## SHORT TASK
Pull out all lines from the listing below in which the word "document" appears.

## RECORD EXTRACTS
• • • • •

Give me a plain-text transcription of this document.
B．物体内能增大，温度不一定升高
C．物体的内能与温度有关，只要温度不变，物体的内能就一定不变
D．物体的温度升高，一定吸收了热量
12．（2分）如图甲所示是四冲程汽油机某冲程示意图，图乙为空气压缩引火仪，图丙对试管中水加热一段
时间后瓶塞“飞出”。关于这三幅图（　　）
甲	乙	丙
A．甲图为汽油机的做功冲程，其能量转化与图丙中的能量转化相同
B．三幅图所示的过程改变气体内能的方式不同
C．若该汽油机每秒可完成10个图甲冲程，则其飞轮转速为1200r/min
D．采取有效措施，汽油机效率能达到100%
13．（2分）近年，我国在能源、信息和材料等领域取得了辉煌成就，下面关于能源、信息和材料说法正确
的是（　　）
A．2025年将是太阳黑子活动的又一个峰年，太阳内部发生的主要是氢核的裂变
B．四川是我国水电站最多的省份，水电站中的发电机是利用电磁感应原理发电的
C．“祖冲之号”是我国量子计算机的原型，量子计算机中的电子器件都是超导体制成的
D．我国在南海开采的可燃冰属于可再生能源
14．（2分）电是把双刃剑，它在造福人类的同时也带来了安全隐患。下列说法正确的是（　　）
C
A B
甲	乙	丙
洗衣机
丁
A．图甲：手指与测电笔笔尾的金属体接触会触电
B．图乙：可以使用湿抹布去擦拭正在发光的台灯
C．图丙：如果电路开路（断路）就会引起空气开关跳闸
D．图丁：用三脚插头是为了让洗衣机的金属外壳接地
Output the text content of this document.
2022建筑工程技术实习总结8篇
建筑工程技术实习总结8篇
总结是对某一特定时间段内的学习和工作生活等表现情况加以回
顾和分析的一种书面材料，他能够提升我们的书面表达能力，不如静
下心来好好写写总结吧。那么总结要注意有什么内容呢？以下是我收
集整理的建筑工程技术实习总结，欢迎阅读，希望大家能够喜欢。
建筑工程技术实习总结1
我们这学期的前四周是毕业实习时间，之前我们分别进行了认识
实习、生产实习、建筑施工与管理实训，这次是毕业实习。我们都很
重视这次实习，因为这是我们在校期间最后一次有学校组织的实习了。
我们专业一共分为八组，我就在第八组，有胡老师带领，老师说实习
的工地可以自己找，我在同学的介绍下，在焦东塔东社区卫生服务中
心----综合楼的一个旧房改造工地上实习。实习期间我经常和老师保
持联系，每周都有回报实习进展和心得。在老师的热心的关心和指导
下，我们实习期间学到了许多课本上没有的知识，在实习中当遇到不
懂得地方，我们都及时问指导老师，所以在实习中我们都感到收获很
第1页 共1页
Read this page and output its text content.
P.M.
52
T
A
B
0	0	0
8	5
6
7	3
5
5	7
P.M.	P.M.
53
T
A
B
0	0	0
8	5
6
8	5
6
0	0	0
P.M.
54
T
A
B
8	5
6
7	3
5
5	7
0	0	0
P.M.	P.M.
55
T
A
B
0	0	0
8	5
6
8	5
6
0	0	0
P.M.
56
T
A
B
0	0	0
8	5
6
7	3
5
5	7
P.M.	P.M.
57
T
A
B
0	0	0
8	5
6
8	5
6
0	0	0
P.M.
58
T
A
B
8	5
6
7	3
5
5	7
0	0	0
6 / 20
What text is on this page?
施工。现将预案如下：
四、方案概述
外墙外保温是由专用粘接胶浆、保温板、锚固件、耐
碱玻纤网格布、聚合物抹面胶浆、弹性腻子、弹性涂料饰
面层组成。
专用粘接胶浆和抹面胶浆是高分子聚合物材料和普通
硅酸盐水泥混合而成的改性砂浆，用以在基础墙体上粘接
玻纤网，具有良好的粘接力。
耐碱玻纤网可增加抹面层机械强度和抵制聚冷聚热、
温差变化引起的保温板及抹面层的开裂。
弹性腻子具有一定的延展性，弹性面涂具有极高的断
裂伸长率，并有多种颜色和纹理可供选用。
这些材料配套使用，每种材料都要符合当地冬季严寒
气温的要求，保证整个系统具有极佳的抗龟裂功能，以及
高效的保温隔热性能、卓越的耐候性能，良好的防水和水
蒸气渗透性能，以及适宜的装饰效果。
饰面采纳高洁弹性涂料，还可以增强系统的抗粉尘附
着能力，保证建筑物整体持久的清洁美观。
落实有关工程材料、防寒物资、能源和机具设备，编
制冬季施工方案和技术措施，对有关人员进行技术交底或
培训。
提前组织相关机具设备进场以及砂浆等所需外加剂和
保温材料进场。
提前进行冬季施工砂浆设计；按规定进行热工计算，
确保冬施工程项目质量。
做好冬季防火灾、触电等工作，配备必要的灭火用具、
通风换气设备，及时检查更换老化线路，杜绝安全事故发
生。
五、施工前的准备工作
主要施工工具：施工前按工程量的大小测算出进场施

• • • • •

## SOLUTION TO THE PROBLEM
Give me a plain-text transcription of this document.
Output the text content of this document.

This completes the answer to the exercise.